» PROBLEM STATEMENT: Make an exact copy of the data below, leaving out every picture.

Stored data entries:

□ □ □ □

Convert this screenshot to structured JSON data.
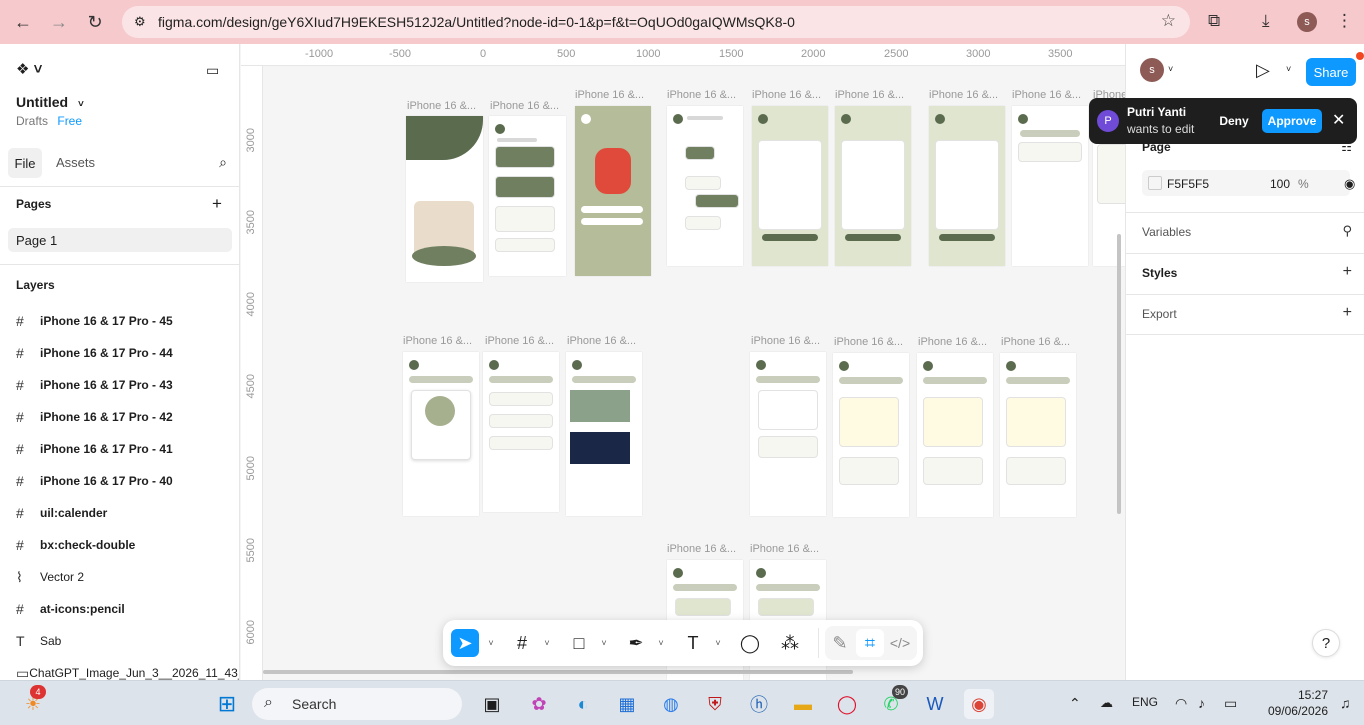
{
  "browser": {
    "url": "figma.com/design/geY6XIud7H9EKESH512J2a/Untitled?node-id=0-1&p=f&t=OqUOd0gaIQWMsQK8-0",
    "profile_initial": "s"
  },
  "file": {
    "name": "Untitled",
    "location": "Drafts",
    "plan": "Free"
  },
  "left_panel": {
    "tab_file": "File",
    "tab_assets": "Assets",
    "pages_title": "Pages",
    "pages": [
      "Page 1"
    ],
    "layers_title": "Layers",
    "layers": [
      {
        "icon": "#",
        "name": "iPhone 16 & 17 Pro - 45"
      },
      {
        "icon": "#",
        "name": "iPhone 16 & 17 Pro - 44"
      },
      {
        "icon": "#",
        "name": "iPhone 16 & 17 Pro - 43"
      },
      {
        "icon": "#",
        "name": "iPhone 16 & 17 Pro - 42"
      },
      {
        "icon": "#",
        "name": "iPhone 16 & 17 Pro - 41"
      },
      {
        "icon": "#",
        "name": "iPhone 16 & 17 Pro - 40"
      },
      {
        "icon": "#",
        "name": "uil:calender"
      },
      {
        "icon": "#",
        "name": "bx:check-double"
      },
      {
        "icon": "⌇",
        "name": "Vector 2"
      },
      {
        "icon": "#",
        "name": "at-icons:pencil"
      },
      {
        "icon": "T",
        "name": "Sab"
      },
      {
        "icon": "▭",
        "name": "ChatGPT_Image_Jun_3__2026_11_43_"
      }
    ]
  },
  "ruler": {
    "x_ticks": [
      "-1000",
      "-500",
      "0",
      "500",
      "1000",
      "1500",
      "2000",
      "2500",
      "3000",
      "3500"
    ],
    "y_ticks": [
      "3000",
      "3500",
      "4000",
      "4500",
      "5000",
      "5500",
      "6000"
    ]
  },
  "frames": {
    "label": "iPhone 16 &..."
  },
  "right_panel": {
    "user_initial": "s",
    "share": "Share",
    "page_title": "Page",
    "page_color": "F5F5F5",
    "page_opacity": "100",
    "percent": "%",
    "variables": "Variables",
    "styles": "Styles",
    "export": "Export"
  },
  "notification": {
    "initial": "P",
    "name": "Putri Yanti",
    "message": "wants to edit",
    "deny": "Deny",
    "approve": "Approve"
  },
  "taskbar": {
    "weather_badge": "4",
    "search_placeholder": "Search",
    "whatsapp_badge": "90",
    "language": "ENG",
    "time": "15:27",
    "date": "09/06/2026"
  },
  "colors": {
    "browser_bar": "#f6c9cd",
    "figma_blue": "#0d99ff",
    "frame_green": "#5a6b4e",
    "canvas": "#f5f5f5"
  }
}
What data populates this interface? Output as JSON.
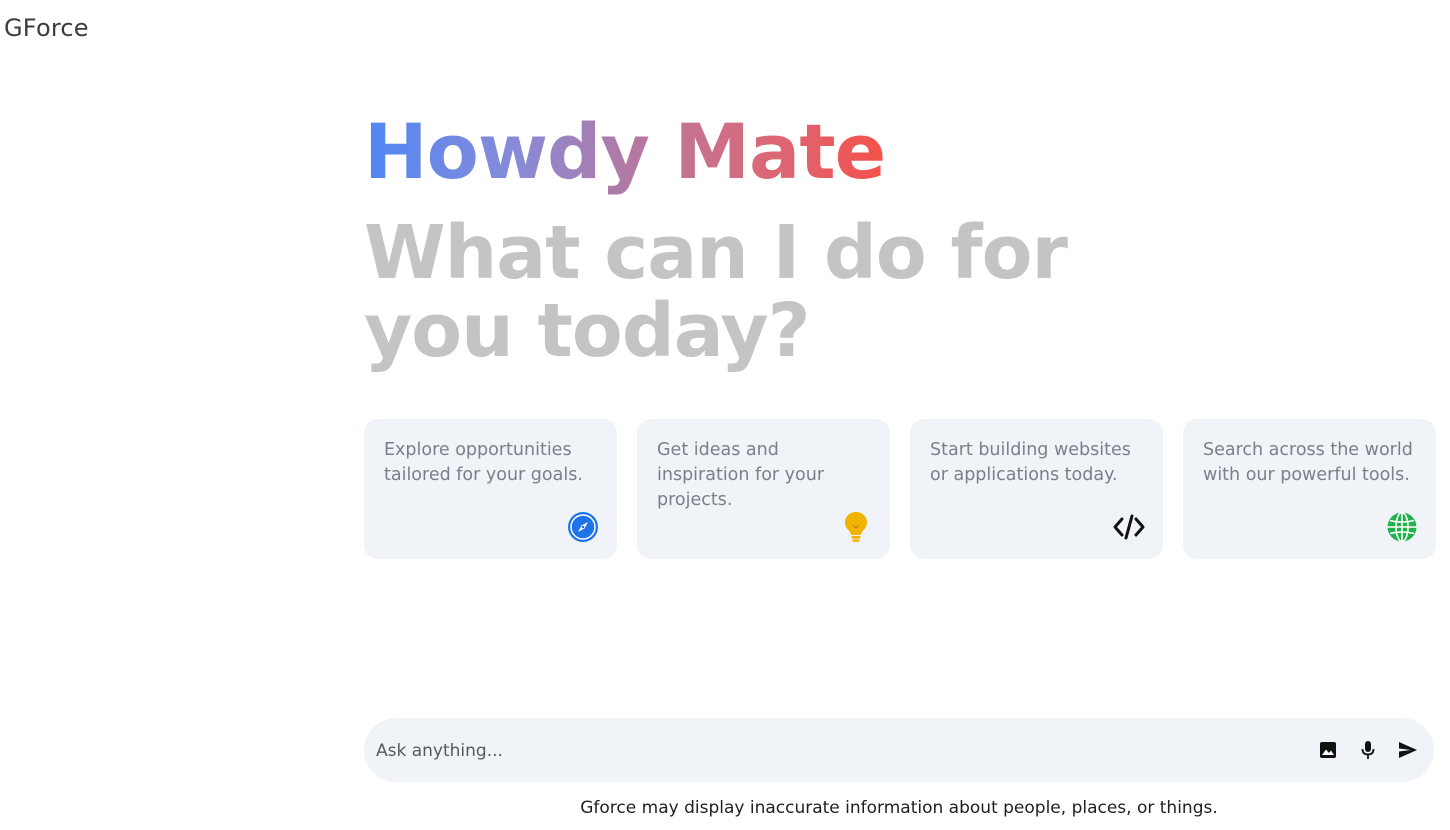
{
  "app": {
    "title": "GForce"
  },
  "hero": {
    "greeting": "Howdy Mate",
    "subheading": "What can I do for you today?"
  },
  "cards": [
    {
      "text": "Explore opportunities tailored for your goals.",
      "icon": "compass-icon",
      "color": "#1e73e8"
    },
    {
      "text": "Get ideas and inspiration for your projects.",
      "icon": "lightbulb-icon",
      "color": "#f0b400"
    },
    {
      "text": "Start building websites or applications today.",
      "icon": "code-icon",
      "color": "#111111"
    },
    {
      "text": "Search across the world with our powerful tools.",
      "icon": "globe-icon",
      "color": "#22b14c"
    }
  ],
  "prompt": {
    "placeholder": "Ask anything...",
    "actions": [
      "image-icon",
      "microphone-icon",
      "send-icon"
    ]
  },
  "footer": {
    "disclaimer": "Gforce may display inaccurate information about people, places, or things."
  },
  "colors": {
    "gradient_start": "#4f87f5",
    "gradient_end": "#f4524a",
    "subheading": "#c4c4c4",
    "surface": "#f0f3f8"
  }
}
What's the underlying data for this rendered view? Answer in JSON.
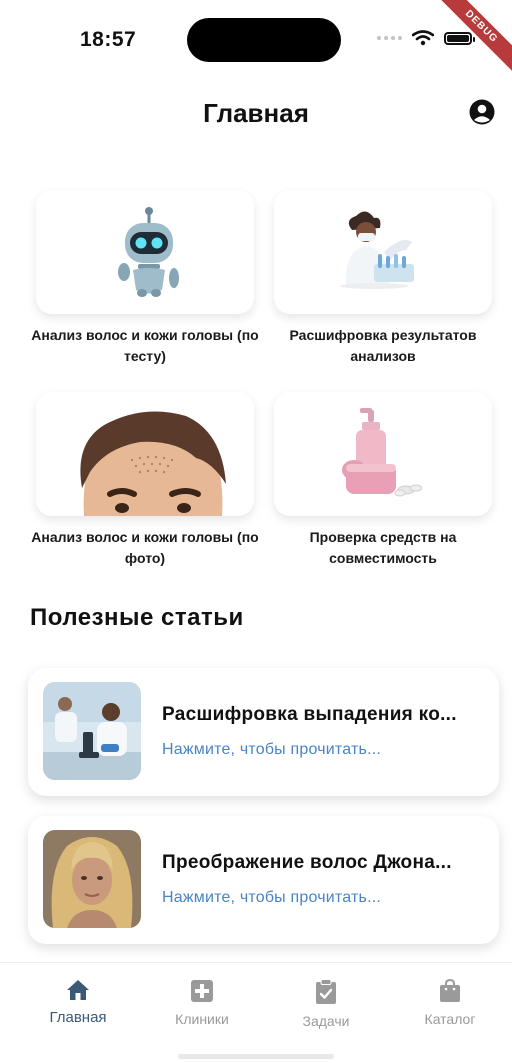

□ □ □ □

» FULL ANSWER:
Convert this screenshot to structured JSON data.
{
  "browser": {
    "url": "figma.com/design/geY6XIud7H9EKESH512J2a/Untitled?node-id=0-1&p=f&t=OqUOd0gaIQWMsQK8-0",
    "profile_initial": "s"
  },
  "file": {
    "name": "Untitled",
    "location": "Drafts",
    "plan": "Free"
  },
  "left_panel": {
    "tab_file": "File",
    "tab_assets": "Assets",
    "pages_title": "Pages",
    "pages": [
      "Page 1"
    ],
    "layers_title": "Layers",
    "layers": [
      {
        "icon": "#",
        "name": "iPhone 16 & 17 Pro - 45"
      },
      {
        "icon": "#",
        "name": "iPhone 16 & 17 Pro - 44"
      },
      {
        "icon": "#",
        "name": "iPhone 16 & 17 Pro - 43"
      },
      {
        "icon": "#",
        "name": "iPhone 16 & 17 Pro - 42"
      },
      {
        "icon": "#",
        "name": "iPhone 16 & 17 Pro - 41"
      },
      {
        "icon": "#",
        "name": "iPhone 16 & 17 Pro - 40"
      },
      {
        "icon": "#",
        "name": "uil:calender"
      },
      {
        "icon": "#",
        "name": "bx:check-double"
      },
      {
        "icon": "⌇",
        "name": "Vector 2"
      },
      {
        "icon": "#",
        "name": "at-icons:pencil"
      },
      {
        "icon": "T",
        "name": "Sab"
      },
      {
        "icon": "▭",
        "name": "ChatGPT_Image_Jun_3__2026_11_43_"
      }
    ]
  },
  "ruler": {
    "x_ticks": [
      "-1000",
      "-500",
      "0",
      "500",
      "1000",
      "1500",
      "2000",
      "2500",
      "3000",
      "3500"
    ],
    "y_ticks": [
      "3000",
      "3500",
      "4000",
      "4500",
      "5000",
      "5500",
      "6000"
    ]
  },
  "frames": {
    "label": "iPhone 16 &..."
  },
  "right_panel": {
    "user_initial": "s",
    "share": "Share",
    "page_title": "Page",
    "page_color": "F5F5F5",
    "page_opacity": "100",
    "percent": "%",
    "variables": "Variables",
    "styles": "Styles",
    "export": "Export"
  },
  "notification": {
    "initial": "P",
    "name": "Putri Yanti",
    "message": "wants to edit",
    "deny": "Deny",
    "approve": "Approve"
  },
  "taskbar": {
    "weather_badge": "4",
    "search_placeholder": "Search",
    "whatsapp_badge": "90",
    "language": "ENG",
    "time": "15:27",
    "date": "09/06/2026"
  },
  "colors": {
    "browser_bar": "#f6c9cd",
    "figma_blue": "#0d99ff",
    "frame_green": "#5a6b4e",
    "canvas": "#f5f5f5"
  }
}
What data populates this interface? Output as JSON.
{
  "app": {
    "title": "GForce"
  },
  "hero": {
    "greeting": "Howdy Mate",
    "subheading": "What can I do for you today?"
  },
  "cards": [
    {
      "text": "Explore opportunities tailored for your goals.",
      "icon": "compass-icon",
      "color": "#1e73e8"
    },
    {
      "text": "Get ideas and inspiration for your projects.",
      "icon": "lightbulb-icon",
      "color": "#f0b400"
    },
    {
      "text": "Start building websites or applications today.",
      "icon": "code-icon",
      "color": "#111111"
    },
    {
      "text": "Search across the world with our powerful tools.",
      "icon": "globe-icon",
      "color": "#22b14c"
    }
  ],
  "prompt": {
    "placeholder": "Ask anything...",
    "actions": [
      "image-icon",
      "microphone-icon",
      "send-icon"
    ]
  },
  "footer": {
    "disclaimer": "Gforce may display inaccurate information about people, places, or things."
  },
  "colors": {
    "gradient_start": "#4f87f5",
    "gradient_end": "#f4524a",
    "subheading": "#c4c4c4",
    "surface": "#f0f3f8"
  }
}
What's the underlying data for this rendered view? Answer in JSON.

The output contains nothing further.